Records for the task –
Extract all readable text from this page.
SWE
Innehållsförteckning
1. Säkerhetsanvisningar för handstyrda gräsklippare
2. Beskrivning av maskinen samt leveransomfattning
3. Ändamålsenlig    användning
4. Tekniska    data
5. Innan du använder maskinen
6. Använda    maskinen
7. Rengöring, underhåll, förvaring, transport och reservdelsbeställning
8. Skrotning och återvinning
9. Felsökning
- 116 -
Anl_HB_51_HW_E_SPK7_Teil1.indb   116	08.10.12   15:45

Exercise brief –
Reproduce the data in its entirety, matching each character.

Output for this task –
Extract all readable text from this page.
SWE
Innehållsförteckning
1. Säkerhetsanvisningar för handstyrda gräsklippare
2. Beskrivning av maskinen samt leveransomfattning
3. Ändamålsenlig    användning
4. Tekniska    data
5. Innan du använder maskinen
6. Använda    maskinen
7. Rengöring, underhåll, förvaring, transport och reservdelsbeställning
8. Skrotning och återvinning
9. Felsökning
- 116 -
Anl_HB_51_HW_E_SPK7_Teil1.indb   116	08.10.12   15:45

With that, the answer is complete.